• **Given problem**
Check each line of the listing, and copy it if it contains the word "corrida".

☆ ☆ ☆ ☆ ☆

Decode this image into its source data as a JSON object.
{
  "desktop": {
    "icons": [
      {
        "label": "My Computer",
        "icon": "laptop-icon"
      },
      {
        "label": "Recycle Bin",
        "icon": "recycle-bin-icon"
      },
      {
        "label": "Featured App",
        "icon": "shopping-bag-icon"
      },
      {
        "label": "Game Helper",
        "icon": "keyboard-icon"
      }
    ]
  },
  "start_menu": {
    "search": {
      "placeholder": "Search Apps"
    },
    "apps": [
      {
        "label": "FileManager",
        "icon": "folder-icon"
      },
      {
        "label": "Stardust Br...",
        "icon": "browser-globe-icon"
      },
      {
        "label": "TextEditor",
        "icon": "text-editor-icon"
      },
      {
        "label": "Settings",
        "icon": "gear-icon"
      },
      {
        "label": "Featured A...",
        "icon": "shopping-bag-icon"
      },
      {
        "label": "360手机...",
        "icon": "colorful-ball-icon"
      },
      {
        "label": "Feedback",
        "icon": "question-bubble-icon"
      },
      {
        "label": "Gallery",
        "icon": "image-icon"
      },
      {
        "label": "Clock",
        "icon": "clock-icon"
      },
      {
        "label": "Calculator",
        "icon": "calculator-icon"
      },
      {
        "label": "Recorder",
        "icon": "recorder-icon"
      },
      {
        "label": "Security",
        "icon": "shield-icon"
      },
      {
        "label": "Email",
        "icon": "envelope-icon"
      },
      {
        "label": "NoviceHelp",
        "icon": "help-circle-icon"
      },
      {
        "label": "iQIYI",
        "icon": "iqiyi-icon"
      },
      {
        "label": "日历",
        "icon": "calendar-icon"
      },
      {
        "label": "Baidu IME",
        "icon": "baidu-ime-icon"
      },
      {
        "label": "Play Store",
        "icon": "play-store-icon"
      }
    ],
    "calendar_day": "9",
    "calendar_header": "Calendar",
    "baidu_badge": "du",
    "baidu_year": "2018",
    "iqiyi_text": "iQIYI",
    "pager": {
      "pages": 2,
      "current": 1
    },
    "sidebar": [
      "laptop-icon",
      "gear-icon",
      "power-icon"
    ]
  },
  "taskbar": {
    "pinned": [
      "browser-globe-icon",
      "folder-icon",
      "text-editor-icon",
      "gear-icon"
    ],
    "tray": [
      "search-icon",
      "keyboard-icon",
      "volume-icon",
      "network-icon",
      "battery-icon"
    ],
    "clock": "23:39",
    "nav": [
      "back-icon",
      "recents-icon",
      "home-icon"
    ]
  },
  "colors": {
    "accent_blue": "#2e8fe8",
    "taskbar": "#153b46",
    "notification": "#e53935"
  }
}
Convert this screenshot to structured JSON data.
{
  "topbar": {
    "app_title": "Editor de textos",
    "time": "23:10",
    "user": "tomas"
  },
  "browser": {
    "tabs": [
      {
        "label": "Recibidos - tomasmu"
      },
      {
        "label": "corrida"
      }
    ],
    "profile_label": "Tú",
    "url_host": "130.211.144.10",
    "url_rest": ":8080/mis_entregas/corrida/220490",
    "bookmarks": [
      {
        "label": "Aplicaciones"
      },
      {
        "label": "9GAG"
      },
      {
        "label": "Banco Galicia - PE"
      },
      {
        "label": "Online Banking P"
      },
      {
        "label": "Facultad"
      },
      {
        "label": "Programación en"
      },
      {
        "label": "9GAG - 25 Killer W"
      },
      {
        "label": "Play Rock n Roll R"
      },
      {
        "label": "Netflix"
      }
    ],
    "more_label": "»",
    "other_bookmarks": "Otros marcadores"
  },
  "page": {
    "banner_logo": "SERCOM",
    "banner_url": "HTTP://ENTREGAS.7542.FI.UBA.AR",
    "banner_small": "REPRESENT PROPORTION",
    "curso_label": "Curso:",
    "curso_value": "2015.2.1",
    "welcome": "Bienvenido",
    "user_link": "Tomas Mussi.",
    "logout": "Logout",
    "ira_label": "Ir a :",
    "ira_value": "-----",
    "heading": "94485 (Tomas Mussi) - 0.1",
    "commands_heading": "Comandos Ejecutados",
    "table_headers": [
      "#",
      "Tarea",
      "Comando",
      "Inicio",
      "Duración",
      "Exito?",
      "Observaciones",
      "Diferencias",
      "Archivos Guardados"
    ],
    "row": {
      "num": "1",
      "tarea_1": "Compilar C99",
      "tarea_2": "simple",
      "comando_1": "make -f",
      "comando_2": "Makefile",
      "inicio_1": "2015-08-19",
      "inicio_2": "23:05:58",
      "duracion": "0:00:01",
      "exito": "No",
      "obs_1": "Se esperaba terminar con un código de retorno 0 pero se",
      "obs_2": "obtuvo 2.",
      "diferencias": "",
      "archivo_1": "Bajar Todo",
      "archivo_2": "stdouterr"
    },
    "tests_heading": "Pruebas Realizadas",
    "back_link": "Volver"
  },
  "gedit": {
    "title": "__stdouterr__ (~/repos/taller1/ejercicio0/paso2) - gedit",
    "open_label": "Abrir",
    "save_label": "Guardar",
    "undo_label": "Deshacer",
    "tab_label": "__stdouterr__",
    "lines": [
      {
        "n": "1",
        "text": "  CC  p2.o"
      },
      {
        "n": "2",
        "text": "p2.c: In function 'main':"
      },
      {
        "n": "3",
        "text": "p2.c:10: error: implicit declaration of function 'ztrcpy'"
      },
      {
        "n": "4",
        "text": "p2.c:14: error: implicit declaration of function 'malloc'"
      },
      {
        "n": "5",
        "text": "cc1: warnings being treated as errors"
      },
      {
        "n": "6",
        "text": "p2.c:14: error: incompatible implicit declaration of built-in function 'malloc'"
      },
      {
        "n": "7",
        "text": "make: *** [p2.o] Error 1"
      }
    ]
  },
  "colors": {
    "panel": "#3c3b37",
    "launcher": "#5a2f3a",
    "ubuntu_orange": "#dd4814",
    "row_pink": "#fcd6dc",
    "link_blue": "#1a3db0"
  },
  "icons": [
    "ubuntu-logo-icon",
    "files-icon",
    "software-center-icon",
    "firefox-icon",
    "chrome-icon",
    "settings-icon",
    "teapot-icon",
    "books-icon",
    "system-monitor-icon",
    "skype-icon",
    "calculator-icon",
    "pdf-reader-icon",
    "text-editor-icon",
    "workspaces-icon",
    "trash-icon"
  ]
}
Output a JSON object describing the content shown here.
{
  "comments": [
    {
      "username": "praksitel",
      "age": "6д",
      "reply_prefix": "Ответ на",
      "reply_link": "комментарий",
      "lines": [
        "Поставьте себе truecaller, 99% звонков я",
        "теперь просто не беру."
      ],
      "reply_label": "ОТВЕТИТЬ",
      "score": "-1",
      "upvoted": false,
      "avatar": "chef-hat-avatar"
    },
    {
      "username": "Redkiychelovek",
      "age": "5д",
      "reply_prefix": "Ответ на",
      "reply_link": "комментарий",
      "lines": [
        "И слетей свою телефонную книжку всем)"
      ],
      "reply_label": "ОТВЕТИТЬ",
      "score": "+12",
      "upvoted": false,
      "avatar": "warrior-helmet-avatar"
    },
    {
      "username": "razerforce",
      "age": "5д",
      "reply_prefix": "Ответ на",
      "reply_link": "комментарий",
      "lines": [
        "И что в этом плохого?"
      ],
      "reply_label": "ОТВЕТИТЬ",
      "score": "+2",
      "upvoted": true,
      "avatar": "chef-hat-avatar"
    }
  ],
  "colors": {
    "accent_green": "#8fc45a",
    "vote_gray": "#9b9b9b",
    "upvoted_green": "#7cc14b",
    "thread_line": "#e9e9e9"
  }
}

☆ ☆ ☆ ☆ ☆

• **Result of the exercise**
        "label": "corrida"
    "url_rest": ":8080/mis_entregas/corrida/220490",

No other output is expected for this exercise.